● Data records
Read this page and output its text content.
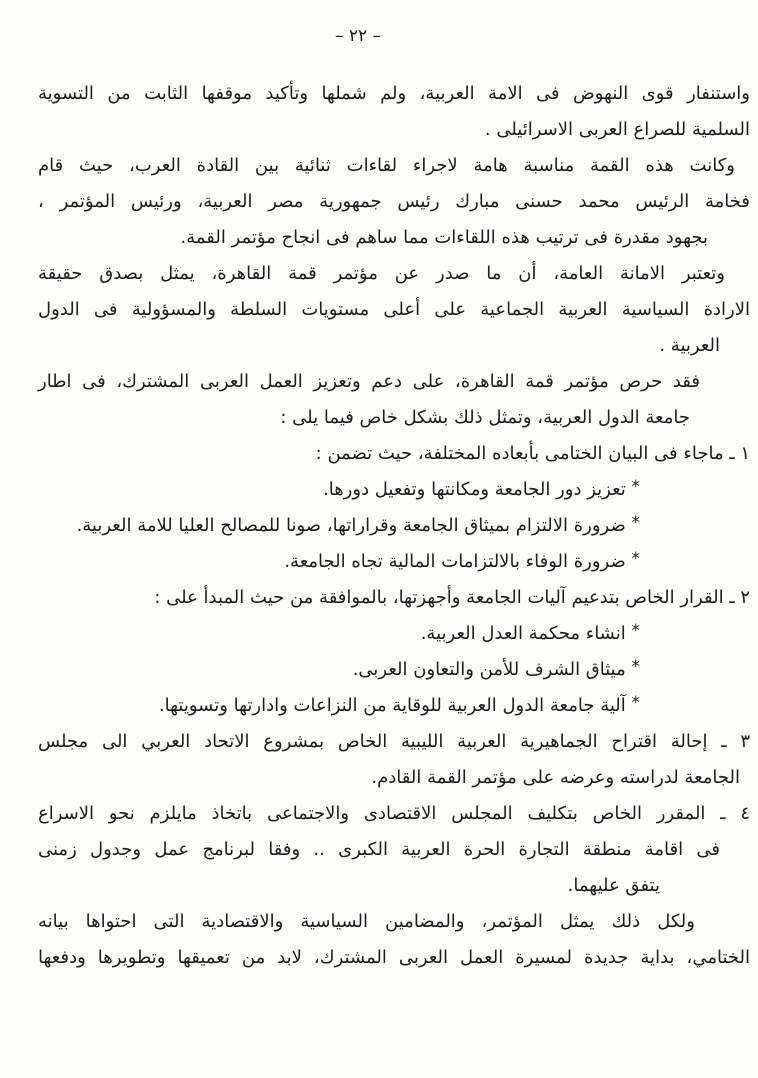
– ٢٢ –
واستنفار قوى النهوض فى الامة العربية، ولم شملها وتأكيد موقفها الثابت من التسوية
السلمية للصراع العربى الاسرائيلى .
وكانت هذه القمة مناسبة هامة لاجراء لقاءات ثنائية بين القادة العرب، حيث قام
فخامة الرئيس محمد حسنى مبارك رئيس جمهورية مصر العربية، ورئيس المؤتمر ،
بجهود مقدرة فى ترتيب هذه اللقاءات مما ساهم فى انجاح مؤتمر القمة.
وتعتبر الامانة العامة، أن ما صدر عن مؤتمر قمة القاهرة، يمثل بصدق حقيقة
الارادة السياسية العربية الجماعية على أعلى مستويات السلطة والمسؤولية فى الدول
العربية .
فقد حرص مؤتمر قمة القاهرة، على دعم وتعزيز العمل العربى المشترك، فى اطار
جامعة الدول العربية، وتمثل ذلك بشكل خاص فيما يلى :
١ ـ ماجاء فى البيان الختامى بأبعاده المختلفة، حيث تضمن :
* تعزيز دور الجامعة ومكانتها وتفعيل دورها.
* ضرورة الالتزام بميثاق الجامعة وقراراتها، صونا للمصالح العليا للامة العربية.
* ضرورة الوفاء بالالتزامات المالية تجاه الجامعة.
٢ ـ القرار الخاص بتدعيم آليات الجامعة وأجهزتها، بالموافقة من حيث المبدأ على :
* انشاء محكمة العدل العربية.
* ميثاق الشرف للأمن والتعاون العربى.
* آلية جامعة الدول العربية للوقاية من النزاعات وادارتها وتسويتها.
٣ ـ إحالة اقتراح الجماهيرية العربية الليبية الخاص بمشروع الاتحاد العربي الى مجلس
الجامعة لدراسته وعرضه على مؤتمر القمة القادم.
٤ ـ المقرر الخاص بتكليف المجلس الاقتصادى والاجتماعى باتخاذ مايلزم نحو الاسراع
فى اقامة منطقة التجارة الحرة العربية الكبرى .. وفقا لبرنامج عمل وجدول زمنى
يتفق عليهما.
ولكل ذلك يمثل المؤتمر، والمضامين السياسية والاقتصادية التى احتواها بيانه
الختامي، بداية جديدة لمسيرة العمل العربى المشترك، لابد من تعميقها وتطويرها ودفعها
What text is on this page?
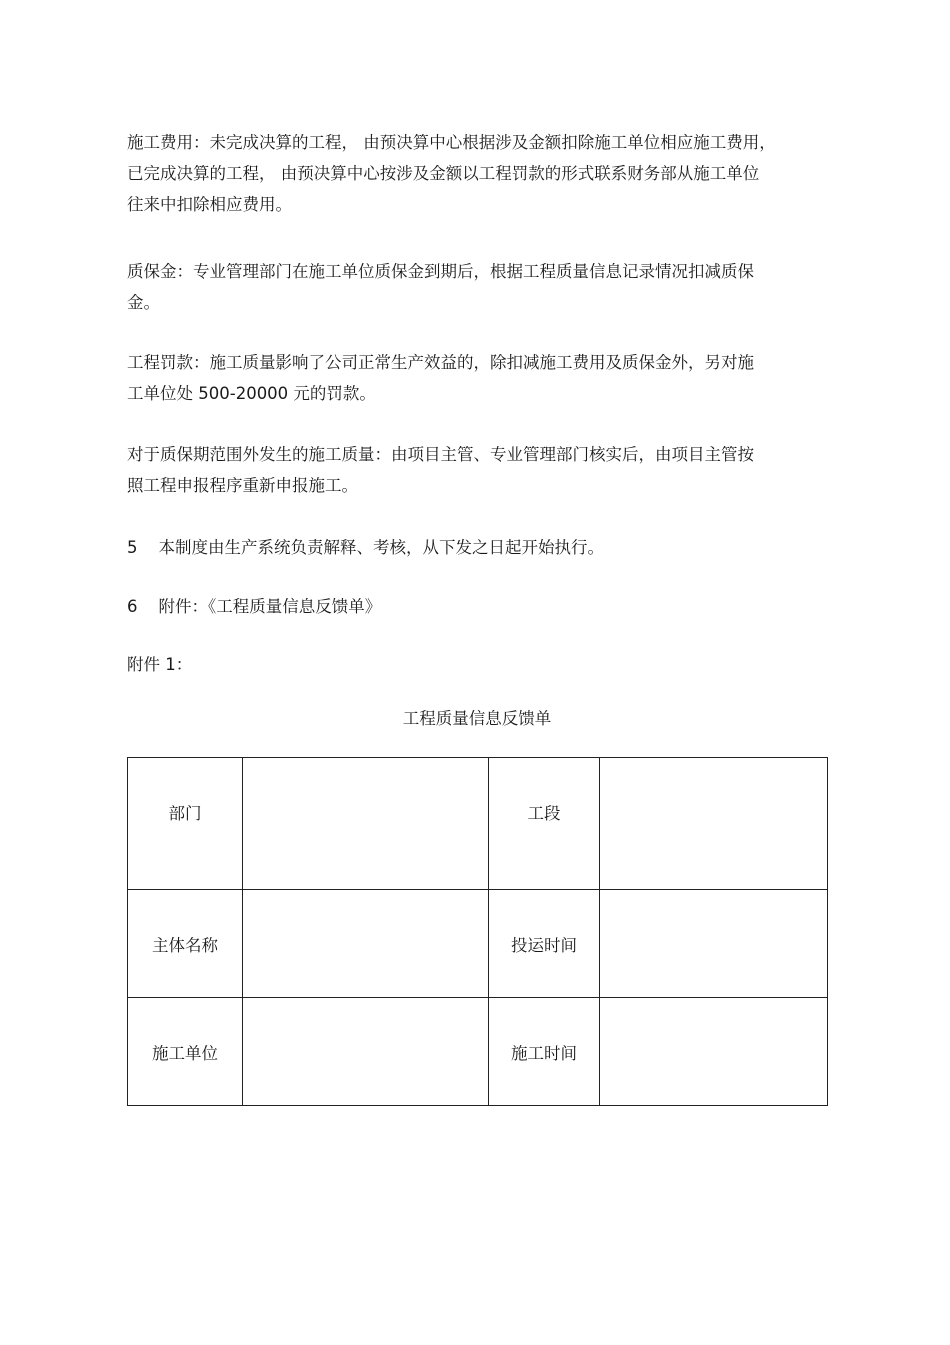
施工费用：未完成决算的工程， 由预决算中心根据涉及金额扣除施工单位相应施工费用，
已完成决算的工程， 由预决算中心按涉及金额以工程罚款的形式联系财务部从施工单位
往来中扣除相应费用。

质保金：专业管理部门在施工单位质保金到期后，根据工程质量信息记录情况扣减质保
金。

工程罚款：施工质量影响了公司正常生产效益的，除扣减施工费用及质保金外，另对施
工单位处 500-20000 元的罚款。

对于质保期范围外发生的施工质量：由项目主管、专业管理部门核实后，由项目主管按
照工程申报程序重新申报施工。

5    本制度由生产系统负责解释、考核，从下发之日起开始执行。

6    附件：《工程质量信息反馈单》

附件 1：

工程质量信息反馈单
部门		工段	
主体名称		投运时间	
施工单位		施工时间	
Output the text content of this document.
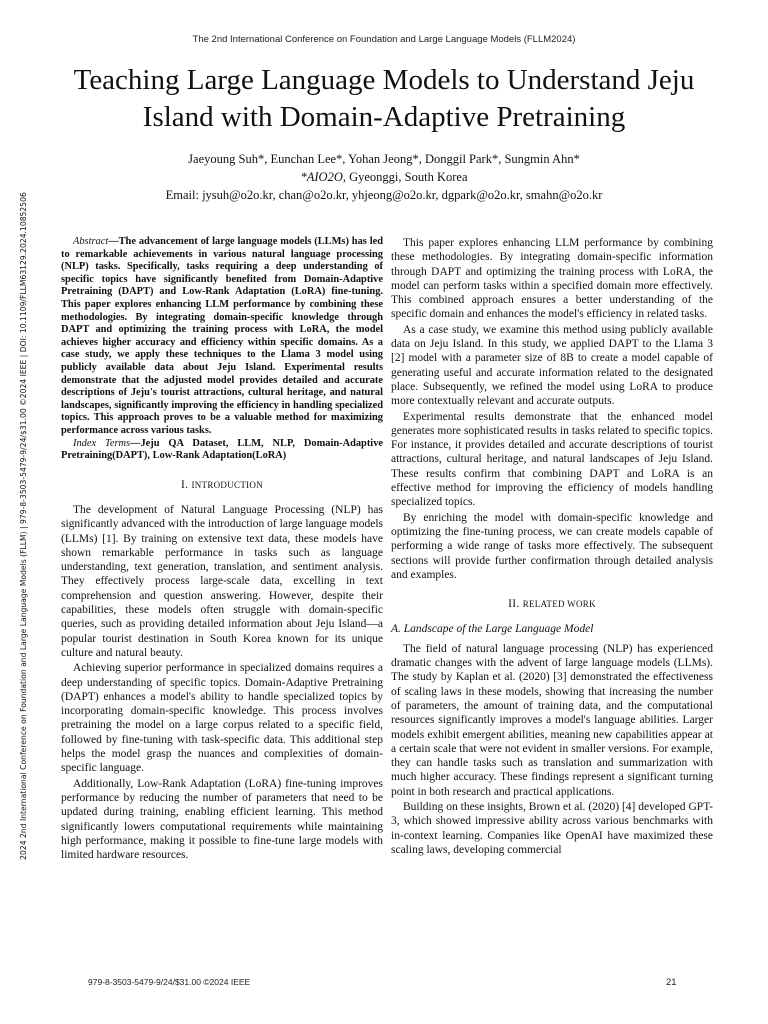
The 2nd International Conference on Foundation and Large Language Models (FLLM2024)
2024 2nd International Conference on Foundation and Large Language Models (FLLM) | 979-8-3503-5479-9/24/$31.00 ©2024 IEEE | DOI: 10.1109/FLLM63129.2024.10852506
Teaching Large Language Models to Understand Jeju Island with Domain-Adaptive Pretraining
Jaeyoung Suh*, Eunchan Lee*, Yohan Jeong*, Donggil Park*, Sungmin Ahn*
*AIO2O, Gyeonggi, South Korea
Email: jysuh@o2o.kr, chan@o2o.kr, yhjeong@o2o.kr, dgpark@o2o.kr, smahn@o2o.kr

Abstract—The advancement of large language models (LLMs) has led to remarkable achievements in various natural language processing (NLP) tasks. Specifically, tasks requiring a deep understanding of specific topics have significantly benefited from Domain-Adaptive Pretraining (DAPT) and Low-Rank Adaptation (LoRA) fine-tuning. This paper explores enhancing LLM performance by combining these methodologies. By integrating domain-specific knowledge through DAPT and optimizing the training process with LoRA, the model achieves higher accuracy and efficiency within specific domains. As a case study, we apply these techniques to the Llama 3 model using publicly available data about Jeju Island. Experimental results demonstrate that the adjusted model provides detailed and accurate descriptions of Jeju's tourist attractions, cultural heritage, and natural landscapes, significantly improving the efficiency in handling specialized topics. This approach proves to be a valuable method for maximizing performance across various tasks.

Index Terms—Jeju QA Dataset, LLM, NLP, Domain-Adaptive Pretraining(DAPT), Low-Rank Adaptation(LoRA)

I. INTRODUCTION

The development of Natural Language Processing (NLP) has significantly advanced with the introduction of large language models (LLMs) [1]. By training on extensive text data, these models have shown remarkable performance in tasks such as language understanding, text generation, translation, and sentiment analysis. They effectively process large-scale data, excelling in text comprehension and question answering. However, despite their capabilities, these models often struggle with domain-specific queries, such as providing detailed information about Jeju Island—a popular tourist destination in South Korea known for its unique culture and natural beauty.

Achieving superior performance in specialized domains requires a deep understanding of specific topics. Domain-Adaptive Pretraining (DAPT) enhances a model's ability to handle specialized topics by incorporating domain-specific knowledge. This process involves pretraining the model on a large corpus related to a specific field, followed by fine-tuning with task-specific data. This additional step helps the model grasp the nuances and complexities of domain-specific language.

Additionally, Low-Rank Adaptation (LoRA) fine-tuning improves performance by reducing the number of parameters that need to be updated during training, enabling efficient learning. This method significantly lowers computational requirements while maintaining high performance, making it possible to fine-tune large models with limited hardware resources.

This paper explores enhancing LLM performance by combining these methodologies. By integrating domain-specific information through DAPT and optimizing the training process with LoRA, the model can perform tasks within a specified domain more effectively. This combined approach ensures a better understanding of the specific domain and enhances the model's efficiency in related tasks.

As a case study, we examine this method using publicly available data on Jeju Island. In this study, we applied DAPT to the Llama 3 [2] model with a parameter size of 8B to create a model capable of generating useful and accurate information related to the designated place. Subsequently, we refined the model using LoRA to produce more contextually relevant and accurate outputs.

Experimental results demonstrate that the enhanced model generates more sophisticated results in tasks related to specific topics. For instance, it provides detailed and accurate descriptions of tourist attractions, cultural heritage, and natural landscapes of Jeju Island. These results confirm that combining DAPT and LoRA is an effective method for improving the efficiency of models handling specialized topics.

By enriching the model with domain-specific knowledge and optimizing the fine-tuning process, we can create models capable of performing a wide range of tasks more effectively. The subsequent sections will provide further confirmation through detailed analysis and examples.

II. RELATED WORK
A. Landscape of the Large Language Model

The field of natural language processing (NLP) has experienced dramatic changes with the advent of large language models (LLMs). The study by Kaplan et al. (2020) [3] demonstrated the effectiveness of scaling laws in these models, showing that increasing the number of parameters, the amount of training data, and the computational resources significantly improves a model's language abilities. Larger models exhibit emergent abilities, meaning new capabilities appear at a certain scale that were not evident in smaller versions. For example, they can handle tasks such as translation and summarization with much higher accuracy. These findings represent a significant turning point in both research and practical applications.

Building on these insights, Brown et al. (2020) [4] developed GPT-3, which showed impressive ability across various benchmarks with in-context learning. Companies like OpenAI have maximized these scaling laws, developing commercial

979-8-3503-5479-9/24/$31.00 ©2024 IEEE	21
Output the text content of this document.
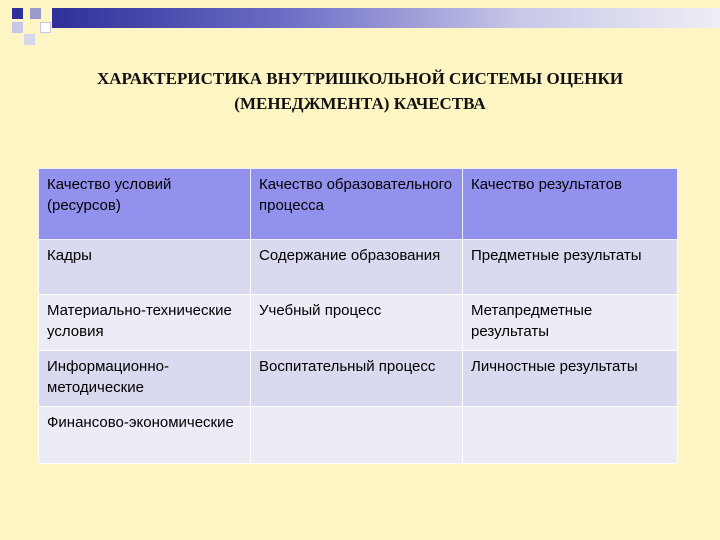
ХАРАКТЕРИСТИКА ВНУТРИШКОЛЬНОЙ СИСТЕМЫ ОЦЕНКИ
(МЕНЕДЖМЕНТА) КАЧЕСТВА
Качество условий (ресурсов)	Качество образовательного процесса	Качество результатов
Кадры	Содержание образования	Предметные результаты
Материально-технические условия	Учебный процесс	Метапредметные результаты
Информационно-методические	Воспитательный процесс	Личностные результаты
Финансово-экономические		
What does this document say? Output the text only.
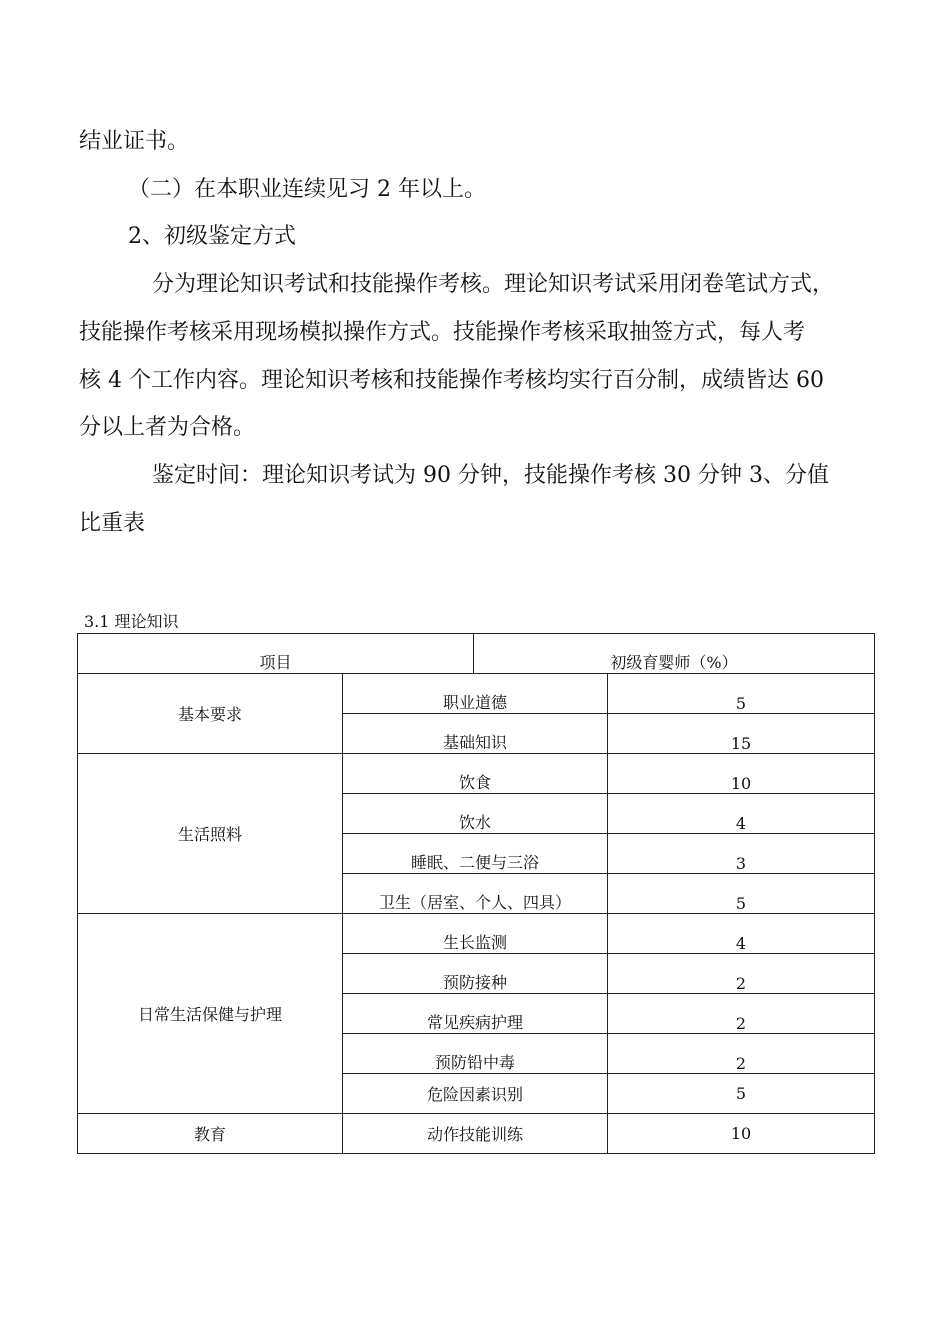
结业证书。
（二）在本职业连续见习 2 年以上。
2、初级鉴定方式
分为理论知识考试和技能操作考核。理论知识考试采用闭卷笔试方式，
技能操作考核采用现场模拟操作方式。技能操作考核采取抽签方式，每人考
核 4 个工作内容。理论知识考核和技能操作考核均实行百分制，成绩皆达 60
分以上者为合格。
鉴定时间：理论知识考试为 90 分钟，技能操作考核 30 分钟 3、分值
比重表
3.1 理论知识
项目		初级育婴师（%）	
基本要求	职业道德		5
	基础知识		15
生活照料	饮食		10
	饮水		4
	睡眠、二便与三浴		3
	卫生（居室、个人、四具）		5
日常生活保健与护理	生长监测		4
	预防接种		2
	常见疾病护理		2
	预防铅中毒		2
	危险因素识别		5
教育	动作技能训练		10
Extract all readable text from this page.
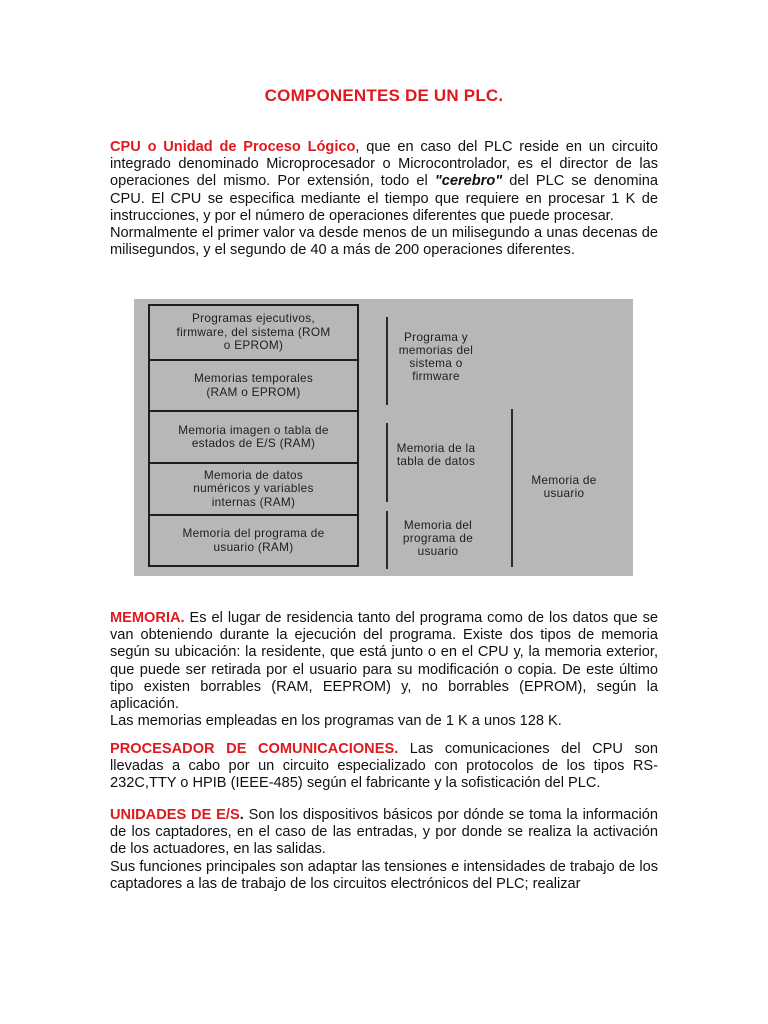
COMPONENTES DE UN PLC.

CPU o Unidad de Proceso Lógico, que en caso del PLC reside en un circuito integrado denominado Microprocesador o Microcontrolador, es el director de las operaciones del mismo. Por extensión, todo el "cerebro" del PLC se denomina CPU. El CPU se especifica mediante el tiempo que requiere en procesar 1 K de instrucciones, y por el número de operaciones diferentes que puede procesar.

Normalmente el primer valor va desde menos de un milisegundo a unas decenas de milisegundos, y el segundo de 40 a más de 200 operaciones diferentes.

Programas ejecutivos, firmware, del sistema (ROM o EPROM)
Memorias temporales (RAM o EPROM)
Memoria imagen o tabla de estados de E/S (RAM)
Memoria de datos numéricos y variables internas (RAM)
Memoria del programa de usuario (RAM)
Programa y memorias del sistema o firmware
Memoria de la tabla de datos
Memoria del programa de usuario
Memoria de usuario

MEMORIA. Es el lugar de residencia tanto del programa como de los datos que se van obteniendo durante la ejecución del programa. Existe dos tipos de memoria según su ubicación: la residente, que está junto o en el CPU y, la memoria exterior, que puede ser retirada por el usuario para su modificación o copia. De este último tipo existen borrables (RAM, EEPROM) y, no borrables (EPROM), según la aplicación.

Las memorias empleadas en los programas van de 1 K a unos 128 K.

PROCESADOR DE COMUNICACIONES. Las comunicaciones del CPU son llevadas a cabo por un circuito especializado con protocolos de los tipos RS-232C,TTY o HPIB (IEEE-485) según el fabricante y la sofisticación del PLC.

UNIDADES DE E/S. Son los dispositivos básicos por dónde se toma la información de los captadores, en el caso de las entradas, y por donde se realiza la activación de los actuadores, en las salidas.

Sus funciones principales son adaptar las tensiones e intensidades de trabajo de los captadores a las de trabajo de los circuitos electrónicos del PLC; realizar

● Stated goal
From the line holding "Extract all readable text from this page." to the last line of the listing, please output each line exactly as it stands. Pictures stay out of the copy.

● Response to this task
Extract all readable text from this page.
COMPONENTES DE UN PLC.

CPU o Unidad de Proceso Lógico, que en caso del PLC reside en un circuito integrado denominado Microprocesador o Microcontrolador, es el director de las operaciones del mismo. Por extensión, todo el "cerebro" del PLC se denomina CPU. El CPU se especifica mediante el tiempo que requiere en procesar 1 K de instrucciones, y por el número de operaciones diferentes que puede procesar.

Normalmente el primer valor va desde menos de un milisegundo a unas decenas de milisegundos, y el segundo de 40 a más de 200 operaciones diferentes.

Programas ejecutivos, firmware, del sistema (ROM o EPROM)
Memorias temporales (RAM o EPROM)
Memoria imagen o tabla de estados de E/S (RAM)
Memoria de datos numéricos y variables internas (RAM)
Memoria del programa de usuario (RAM)
Programa y memorias del sistema o firmware
Memoria de la tabla de datos
Memoria del programa de usuario
Memoria de usuario

MEMORIA. Es el lugar de residencia tanto del programa como de los datos que se van obteniendo durante la ejecución del programa. Existe dos tipos de memoria según su ubicación: la residente, que está junto o en el CPU y, la memoria exterior, que puede ser retirada por el usuario para su modificación o copia. De este último tipo existen borrables (RAM, EEPROM) y, no borrables (EPROM), según la aplicación.

Las memorias empleadas en los programas van de 1 K a unos 128 K.

PROCESADOR DE COMUNICACIONES. Las comunicaciones del CPU son llevadas a cabo por un circuito especializado con protocolos de los tipos RS-232C,TTY o HPIB (IEEE-485) según el fabricante y la sofisticación del PLC.

UNIDADES DE E/S. Son los dispositivos básicos por dónde se toma la información de los captadores, en el caso de las entradas, y por donde se realiza la activación de los actuadores, en las salidas.

Sus funciones principales son adaptar las tensiones e intensidades de trabajo de los captadores a las de trabajo de los circuitos electrónicos del PLC; realizar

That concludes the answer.